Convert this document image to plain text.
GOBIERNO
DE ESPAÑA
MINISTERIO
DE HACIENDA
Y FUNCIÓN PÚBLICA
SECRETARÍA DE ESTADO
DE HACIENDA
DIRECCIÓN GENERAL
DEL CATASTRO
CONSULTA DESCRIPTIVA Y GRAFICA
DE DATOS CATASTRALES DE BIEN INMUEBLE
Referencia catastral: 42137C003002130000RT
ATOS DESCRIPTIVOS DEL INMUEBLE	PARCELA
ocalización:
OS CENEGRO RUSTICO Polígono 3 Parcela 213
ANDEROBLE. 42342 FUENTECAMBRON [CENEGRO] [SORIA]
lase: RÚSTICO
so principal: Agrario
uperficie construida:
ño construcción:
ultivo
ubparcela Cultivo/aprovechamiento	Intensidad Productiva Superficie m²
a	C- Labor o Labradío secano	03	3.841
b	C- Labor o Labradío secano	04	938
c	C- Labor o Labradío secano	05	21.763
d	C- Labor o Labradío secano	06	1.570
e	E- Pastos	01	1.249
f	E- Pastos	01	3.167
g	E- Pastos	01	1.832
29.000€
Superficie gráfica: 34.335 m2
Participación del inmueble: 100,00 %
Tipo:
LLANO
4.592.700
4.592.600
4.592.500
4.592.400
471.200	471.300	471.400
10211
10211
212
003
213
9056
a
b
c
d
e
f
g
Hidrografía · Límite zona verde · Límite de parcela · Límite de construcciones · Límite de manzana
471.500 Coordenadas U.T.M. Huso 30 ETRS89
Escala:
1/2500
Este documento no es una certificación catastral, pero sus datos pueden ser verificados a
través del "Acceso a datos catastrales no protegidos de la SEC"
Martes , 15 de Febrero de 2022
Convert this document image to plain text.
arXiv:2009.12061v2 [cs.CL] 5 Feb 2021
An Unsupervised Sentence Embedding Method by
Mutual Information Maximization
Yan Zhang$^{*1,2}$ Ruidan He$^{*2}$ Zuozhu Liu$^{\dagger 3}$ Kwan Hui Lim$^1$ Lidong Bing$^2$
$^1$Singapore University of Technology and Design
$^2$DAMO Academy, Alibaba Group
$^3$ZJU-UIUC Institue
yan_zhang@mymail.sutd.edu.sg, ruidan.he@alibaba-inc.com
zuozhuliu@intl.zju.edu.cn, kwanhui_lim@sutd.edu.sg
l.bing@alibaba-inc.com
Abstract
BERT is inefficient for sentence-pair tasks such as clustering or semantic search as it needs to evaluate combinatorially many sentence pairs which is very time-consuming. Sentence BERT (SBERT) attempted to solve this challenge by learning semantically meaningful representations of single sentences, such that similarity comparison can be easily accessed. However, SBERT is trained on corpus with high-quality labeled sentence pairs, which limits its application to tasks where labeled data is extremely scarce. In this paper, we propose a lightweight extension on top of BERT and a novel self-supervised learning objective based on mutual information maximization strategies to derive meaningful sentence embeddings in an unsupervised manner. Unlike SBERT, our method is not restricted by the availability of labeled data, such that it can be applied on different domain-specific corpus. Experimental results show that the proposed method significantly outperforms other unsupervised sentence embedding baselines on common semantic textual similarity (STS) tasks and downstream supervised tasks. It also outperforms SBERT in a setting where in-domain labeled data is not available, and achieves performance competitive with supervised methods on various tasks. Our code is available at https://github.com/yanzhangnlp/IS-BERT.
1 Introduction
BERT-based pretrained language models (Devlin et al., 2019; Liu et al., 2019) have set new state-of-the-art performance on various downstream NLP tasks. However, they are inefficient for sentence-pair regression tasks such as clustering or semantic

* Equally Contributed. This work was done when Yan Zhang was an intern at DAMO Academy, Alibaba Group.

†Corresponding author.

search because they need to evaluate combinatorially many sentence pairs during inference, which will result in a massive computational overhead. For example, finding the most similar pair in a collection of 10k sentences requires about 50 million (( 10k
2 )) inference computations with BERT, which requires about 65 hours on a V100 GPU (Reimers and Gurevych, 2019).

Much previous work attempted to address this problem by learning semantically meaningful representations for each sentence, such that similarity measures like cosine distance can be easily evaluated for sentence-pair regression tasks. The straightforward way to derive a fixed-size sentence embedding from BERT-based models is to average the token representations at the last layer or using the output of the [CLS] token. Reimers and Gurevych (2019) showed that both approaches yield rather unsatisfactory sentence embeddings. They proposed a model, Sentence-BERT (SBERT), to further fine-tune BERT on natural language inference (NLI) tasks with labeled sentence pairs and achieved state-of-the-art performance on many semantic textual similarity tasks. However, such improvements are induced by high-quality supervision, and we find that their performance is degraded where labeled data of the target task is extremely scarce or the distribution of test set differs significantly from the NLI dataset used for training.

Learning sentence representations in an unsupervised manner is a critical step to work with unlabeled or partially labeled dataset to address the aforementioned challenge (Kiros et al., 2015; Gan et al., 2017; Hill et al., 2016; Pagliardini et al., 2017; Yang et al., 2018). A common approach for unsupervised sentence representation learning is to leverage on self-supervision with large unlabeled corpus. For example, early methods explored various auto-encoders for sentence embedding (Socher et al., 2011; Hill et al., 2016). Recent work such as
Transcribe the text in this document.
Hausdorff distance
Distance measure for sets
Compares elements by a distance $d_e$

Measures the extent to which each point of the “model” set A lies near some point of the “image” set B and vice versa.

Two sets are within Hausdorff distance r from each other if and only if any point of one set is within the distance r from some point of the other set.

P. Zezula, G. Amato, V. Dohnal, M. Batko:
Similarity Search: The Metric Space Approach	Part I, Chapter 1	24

** WHAT IS NEEDED **
Every line holding "some" should be copied out.

** EXERCISE OUTPUT **
Measures the extent to which each point of the “model” set A lies near some point of the “image” set B and vice versa.
Two sets are within Hausdorff distance r from each other if and only if any point of one set is within the distance r from some point of the other set.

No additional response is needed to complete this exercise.